To be done ▸
A - In the passage below on baby videos, why did these products have their strongest harmful effect on babies 8 to 16 months old? Answer in one to three sentences.
B - Answer these questions about the baby videos passage below, one per line:
(i) At which university were Frederick Zimmerman and Dr. Dimitri Christakis based?
(ii) How much lower did babies who watched the videos score on language skills than those who had not?
(iii) By three months, what share of babies are regular viewers of DVDs, videos or television?
C - Carry on the passage about baby videos and language development from its final sentence.

Baby Einsteins: Not So Smart After All
The claim always seemed too good to be true: park your infant in front of a video and, in no time, he or she will be talking and getting smarter than the neighbor's kid. In the latest study on the effects of popular videos such as the "Baby Einstein" and "Brainy Baby" series, researchers find that these products may be doing more harm than good. And they may actually delay language development in toddlers.
Led by Frederick Zimmerman and Dr. Dimitri Christakis, both at the University of Washington, the research team found that with every hour per day spent watching baby DVDs and videos, infants learned six to eight fewer new vocabulary words than babies who never watched the videos. These products had the strongest detrimental effect on babies 8 to 16 months old, the age at which language skills are starting to form. "The more videos they watched, the fewer words they knew," says Christakis. "These babies scored about 10% lower on language skills than infants who had not watched these videos."
This little data point I found particularly frightening:
Last spring, Christakis and his colleagues found that by three months, 40% of babies are regular viewers of DVDs, videos or television; by the time they are two years old, almost 90% are spending two to three hours each day in front of a screen.

Records provided ▸

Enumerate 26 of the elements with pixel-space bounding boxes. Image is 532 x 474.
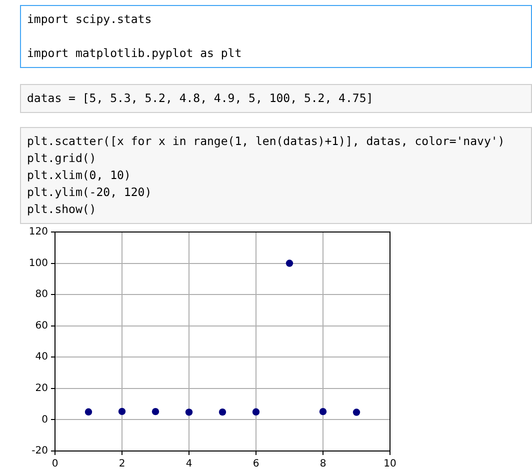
x-tick-label: 8 (320, 458, 326, 470)
text: datas = [5, 5.3, 5.2, 4.8, 4.9, 5, 100, 5.2, 4.75] (20, 84, 532, 113)
point (352, 408, 360, 416)
y-tick-label: 0 (42, 414, 48, 426)
y-tick-label: 100 (28, 258, 48, 269)
x-tick-label: 10 (384, 458, 396, 470)
point (185, 408, 193, 416)
point (84, 408, 92, 416)
text: import scipy.stats import matplotlib.pyplot as plt (27, 12, 242, 60)
point (152, 408, 160, 416)
y-tick-label: 60 (35, 320, 48, 332)
point (252, 408, 260, 416)
y-tick-label: 80 (35, 289, 48, 300)
y-tick-label: -20 (32, 446, 48, 457)
point (319, 408, 327, 416)
text: plt.scatter([x for x in range(1, len(datas)+1)], datas, color='navy') plt.grid() plt.xlim(0, 10) plt.ylim(-20, 120) plt.show() (20, 127, 532, 224)
point (286, 260, 294, 267)
x-tick-label: 2 (118, 458, 126, 470)
x-tick-label: 6 (252, 458, 260, 470)
x-tick-label: 0 (52, 458, 58, 470)
point (118, 408, 126, 416)
x-tick-label: 4 (186, 458, 192, 470)
point (218, 408, 226, 416)
y-tick-label: 40 (35, 352, 48, 363)
y-tick-label: 20 (35, 383, 48, 394)
y-tick-label: 120 (28, 226, 48, 238)
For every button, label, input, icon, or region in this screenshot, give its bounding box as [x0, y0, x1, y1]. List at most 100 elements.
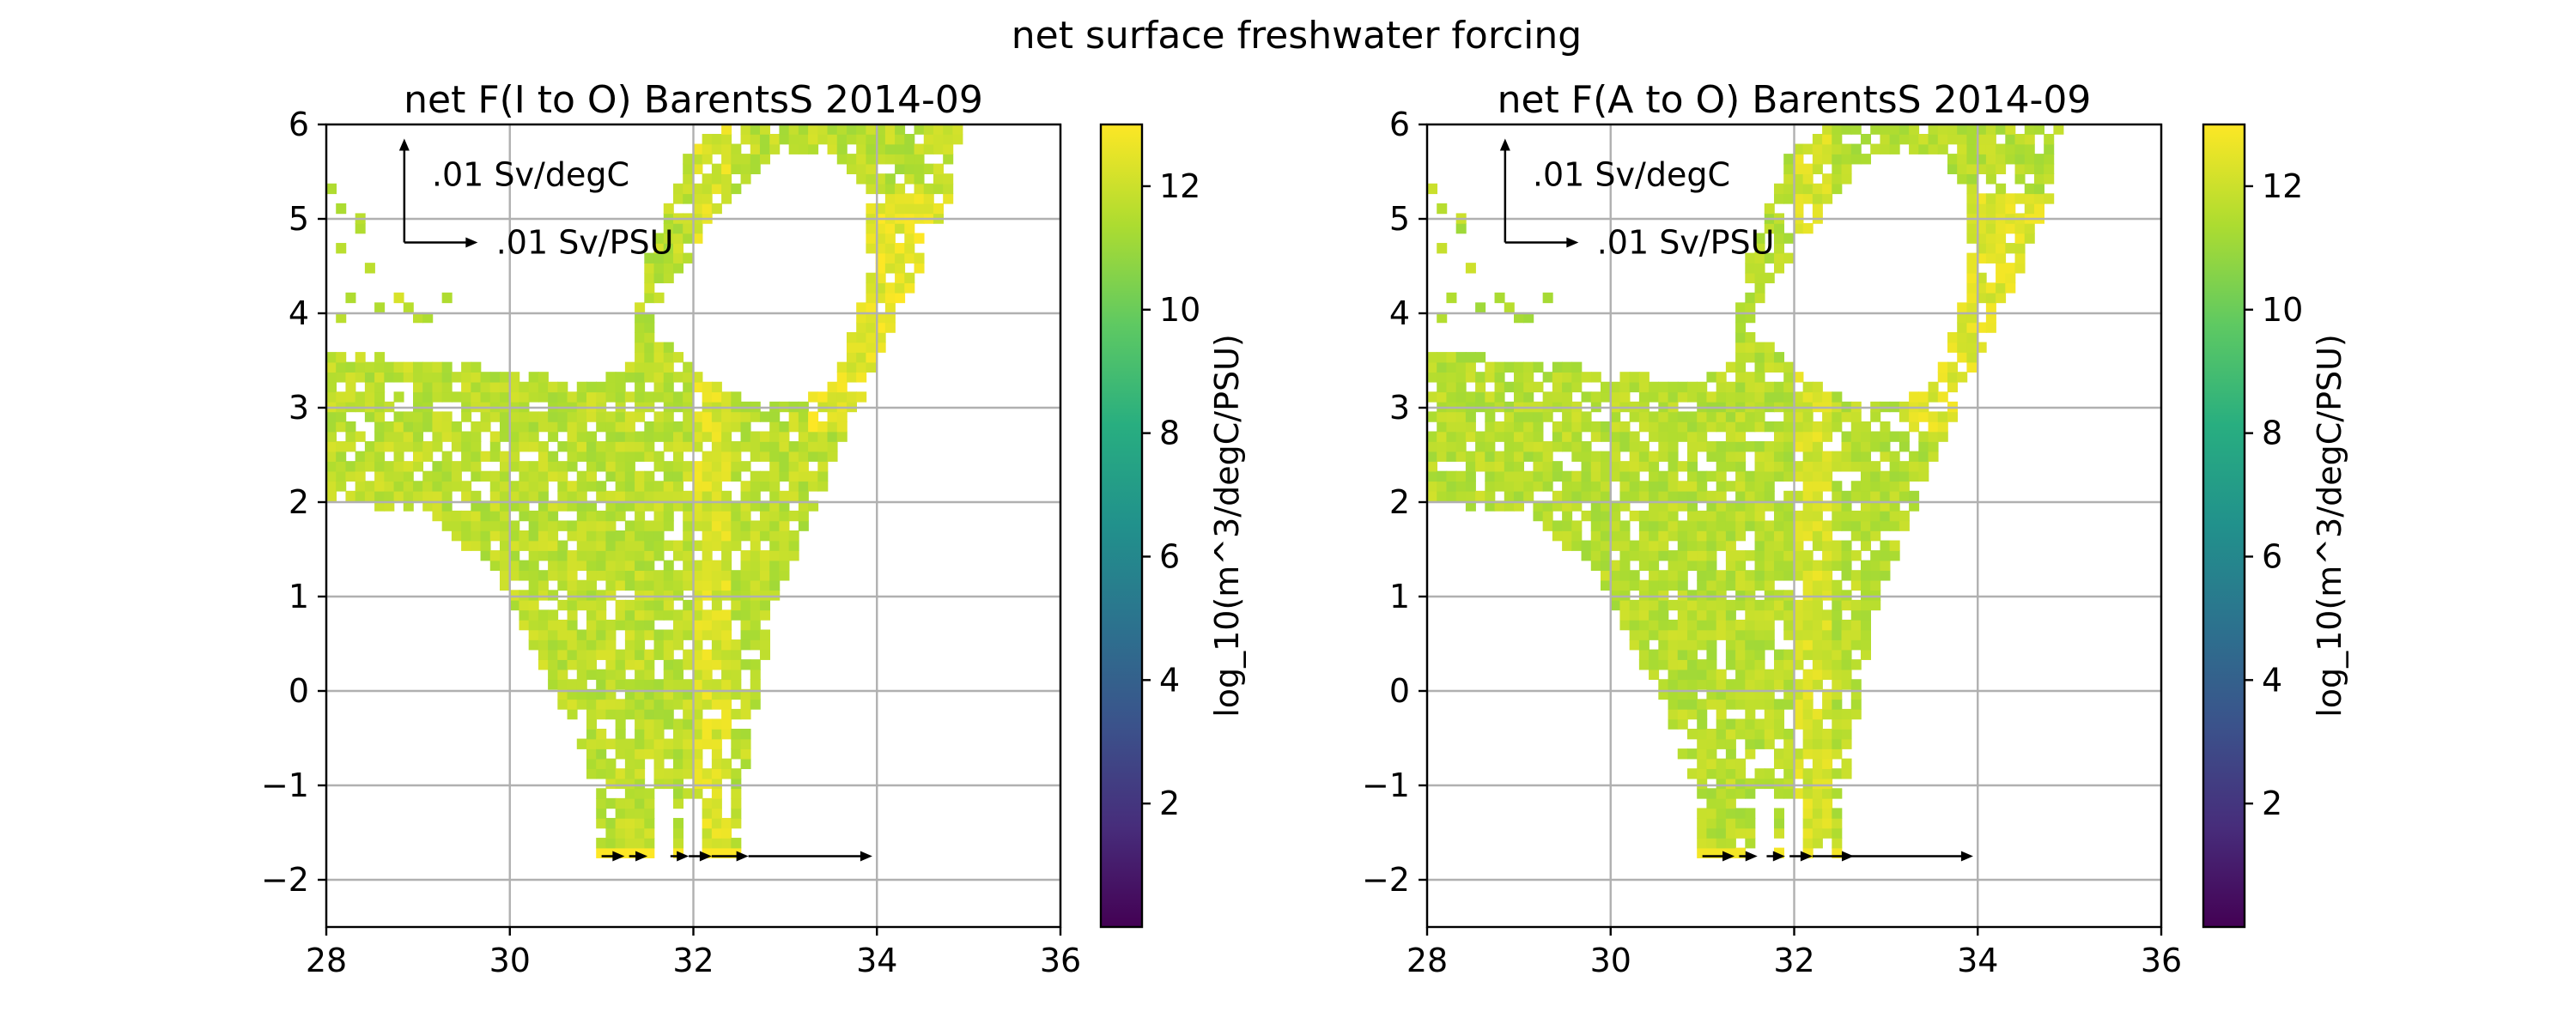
- heatmap-cell: [635, 381, 646, 393]
- heatmap-cell: [1966, 124, 1978, 135]
- heatmap-cell: [702, 738, 713, 749]
- heatmap-cell: [1850, 579, 1862, 591]
- heatmap-cell: [489, 500, 501, 512]
- heatmap-cell: [1764, 441, 1775, 452]
- heatmap-cell: [635, 411, 646, 422]
- heatmap-cell: [1841, 431, 1852, 442]
- heatmap-cell: [692, 372, 703, 383]
- heatmap-cell: [336, 481, 347, 492]
- heatmap-cell: [1697, 827, 1708, 839]
- heatmap-cell: [1697, 530, 1708, 542]
- heatmap-cell: [895, 272, 906, 284]
- y-tick-label: 2: [289, 483, 309, 521]
- heatmap-cell: [1764, 342, 1775, 353]
- heatmap-cell: [740, 748, 751, 760]
- heatmap-cell: [1706, 470, 1717, 482]
- heatmap-cell: [2053, 124, 2064, 135]
- heatmap-cell: [605, 470, 617, 482]
- heatmap-cell: [422, 500, 434, 512]
- heatmap-cell: [1783, 411, 1795, 422]
- y-tick-label: 1: [289, 578, 309, 615]
- heatmap-cell: [875, 134, 886, 145]
- heatmap-cell: [1996, 222, 2007, 234]
- heatmap-cell: [1841, 143, 1852, 154]
- heatmap-cell: [1697, 609, 1708, 621]
- heatmap-cell: [1552, 470, 1563, 482]
- heatmap-cell: [1600, 451, 1612, 462]
- heatmap-cell: [683, 619, 694, 631]
- heatmap-cell: [471, 441, 482, 452]
- heatmap-cell: [721, 629, 732, 640]
- heatmap-cell: [345, 292, 356, 304]
- heatmap-cell: [1822, 154, 1833, 165]
- heatmap-cell: [615, 441, 626, 452]
- heatmap-cell: [528, 381, 539, 393]
- heatmap-cell: [1880, 143, 1891, 154]
- heatmap-cell: [567, 520, 578, 531]
- heatmap-cell: [1870, 530, 1881, 542]
- heatmap-cell: [1706, 738, 1717, 749]
- heatmap-cell: [1638, 550, 1649, 561]
- heatmap-cell: [672, 590, 684, 601]
- heatmap-cell: [702, 827, 713, 839]
- heatmap-cell: [1996, 282, 2007, 294]
- heatmap-cell: [711, 560, 722, 571]
- heatmap-cell: [653, 510, 665, 522]
- heatmap-cell: [904, 222, 915, 234]
- heatmap-cell: [1514, 372, 1525, 383]
- heatmap-cell: [1860, 579, 1871, 591]
- heatmap-cell: [1802, 669, 1814, 681]
- heatmap-cell: [1706, 520, 1717, 531]
- scale-label-horizontal: .01 Sv/PSU: [1597, 224, 1775, 262]
- heatmap-cell: [1571, 421, 1583, 433]
- heatmap-cell: [1629, 441, 1640, 452]
- heatmap-cell: [567, 461, 578, 472]
- heatmap-cell: [519, 609, 530, 621]
- heatmap-cell: [489, 510, 501, 522]
- heatmap-cell: [1745, 609, 1756, 621]
- heatmap-cell: [672, 550, 684, 561]
- heatmap-cell: [644, 738, 655, 749]
- heatmap-cell: [1764, 481, 1775, 492]
- heatmap-cell: [1697, 669, 1708, 681]
- heatmap-cell: [548, 520, 559, 531]
- heatmap-cell: [933, 124, 944, 135]
- heatmap-cell: [605, 659, 617, 670]
- heatmap-cell: [2024, 124, 2035, 135]
- heatmap-cell: [1706, 827, 1717, 839]
- heatmap-cell: [1812, 758, 1823, 769]
- heatmap-cell: [1697, 838, 1708, 849]
- heatmap-cell: [557, 570, 568, 581]
- heatmap-cell: [1677, 530, 1688, 542]
- heatmap-cell: [2024, 154, 2035, 165]
- heatmap-cell: [615, 500, 626, 512]
- heatmap-cell: [393, 490, 404, 502]
- heatmap-cell: [1996, 193, 2007, 204]
- heatmap-cell: [808, 441, 819, 452]
- heatmap-cell: [1783, 599, 1795, 611]
- heatmap-cell: [1745, 421, 1756, 433]
- heatmap-cell: [548, 590, 559, 601]
- heatmap-cell: [1966, 163, 1978, 174]
- heatmap-cell: [1706, 768, 1717, 779]
- heatmap-cell: [461, 540, 472, 551]
- heatmap-cell: [345, 361, 356, 373]
- heatmap-cell: [721, 609, 732, 621]
- heatmap-cell: [1985, 163, 1996, 174]
- heatmap-cell: [576, 520, 587, 531]
- heatmap-cell: [798, 451, 809, 462]
- heatmap-cell: [326, 441, 337, 452]
- heatmap-cell: [557, 500, 568, 512]
- heatmap-cell: [586, 649, 598, 660]
- heatmap-cell: [1504, 500, 1515, 512]
- y-tick-label: 0: [289, 672, 309, 710]
- heatmap-cell: [1899, 124, 1910, 135]
- heatmap-cell: [875, 173, 886, 185]
- heatmap-cell: [1677, 590, 1688, 601]
- y-tick-label: 5: [289, 200, 309, 238]
- heatmap-cell: [374, 391, 386, 403]
- heatmap-cell: [1880, 451, 1891, 462]
- heatmap-cell: [1812, 203, 1823, 215]
- heatmap-cell: [1754, 500, 1765, 512]
- heatmap-cell: [1754, 738, 1765, 749]
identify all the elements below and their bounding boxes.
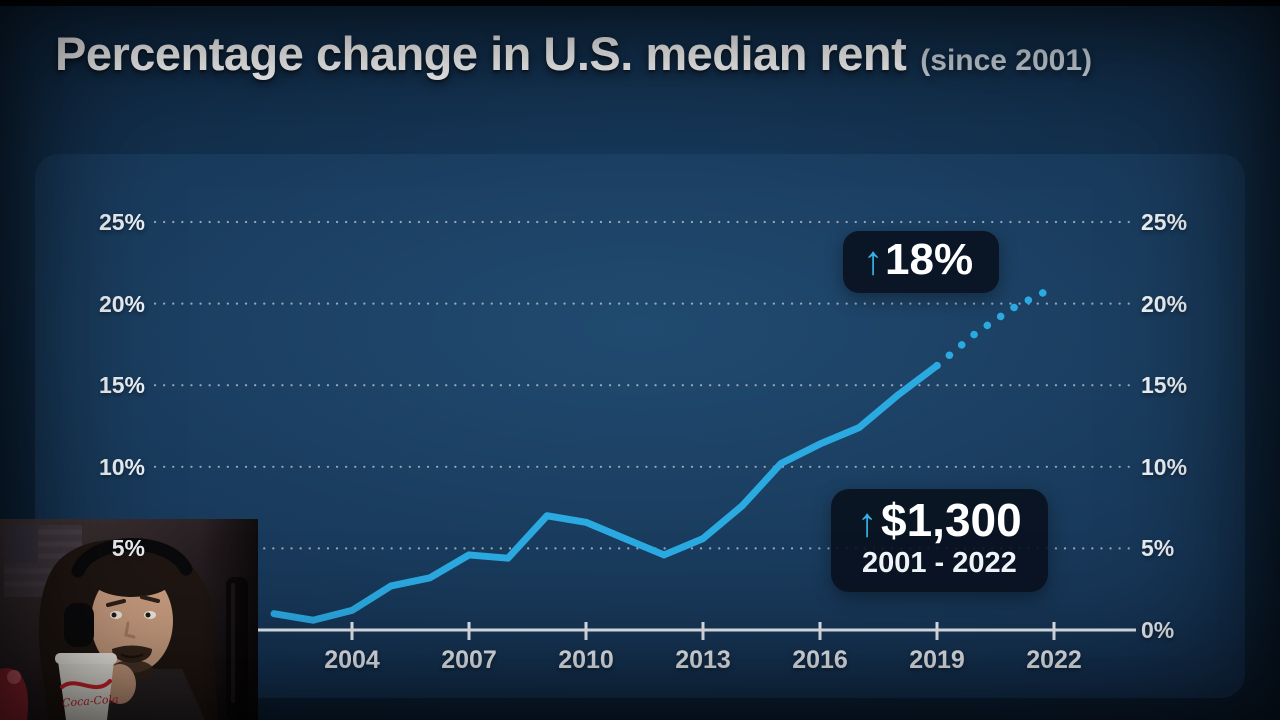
chart-title-suffix: (since 2001)	[920, 44, 1093, 77]
headphones-icon	[64, 538, 193, 647]
webcam-edge-shade	[200, 519, 258, 720]
percent-change-badge: ↑18%	[843, 231, 1000, 293]
rent-increase-badge: ↑$1,300 2001 - 2022	[831, 489, 1048, 592]
up-arrow-icon: ↑	[857, 501, 877, 545]
chart-title-row: Percentage change in U.S. median rent (si…	[55, 26, 1092, 81]
chart-title: Percentage change in U.S. median rent	[55, 27, 907, 80]
rent-increase-value-row: ↑$1,300	[857, 494, 1022, 547]
rent-line-dotted	[933, 283, 1058, 370]
letterbox-edge	[0, 0, 1280, 6]
webcam-overlay: Coca-Cola	[0, 519, 258, 720]
rent-line-solid	[270, 362, 941, 624]
rent-increase-range: 2001 - 2022	[861, 546, 1017, 579]
webcam-video: Coca-Cola	[0, 519, 258, 720]
up-arrow-icon: ↑	[863, 239, 883, 283]
rent-increase-value: $1,300	[881, 494, 1022, 546]
figurine	[0, 668, 29, 720]
coca-cola-logo-text: Coca-Cola	[62, 693, 119, 710]
percent-change-value: 18%	[885, 235, 974, 284]
coca-cola-cup: Coca-Cola	[55, 653, 119, 720]
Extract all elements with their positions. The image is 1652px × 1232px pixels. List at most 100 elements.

Responses to the tasks ▸
A - The effect was strongest at 8 to 16 months because that is the age when language skills are starting to form.

B -
(i) The University of Washington
(ii) About 10% lower
(iii) 40%

C -
Can you say ADHD?
His group has found that the more television children watch, the shorter their attention spans later in life. "Their minds come to expect a high level of stimulation, and view that as normal," says Christakis, "and by comparison, reality is boring."
Parents do matter.
He and other experts worry that the proliferation of these products will continue to displace the one thing that babies need in the first months of life — face time with human beings. "Every interaction with your child is meaningful," says Christakis. "Time is precious in those early years, and the newborn is watching you, and learning from everything you do." So just talk to them; they're listening.
My kids have watched more tv than I would have liked, but we have tried to limit it. We started by moving the tv to the room above the garage. When it wasn't in the middle of the house, we just watched it less. When it was in a room that I couldn't leave little kids unsupervised, my kids watched a whole lot less.
We use a lot of educational videos with our big kids as part of our homeschooling. I wonder if there is a down side to that as well.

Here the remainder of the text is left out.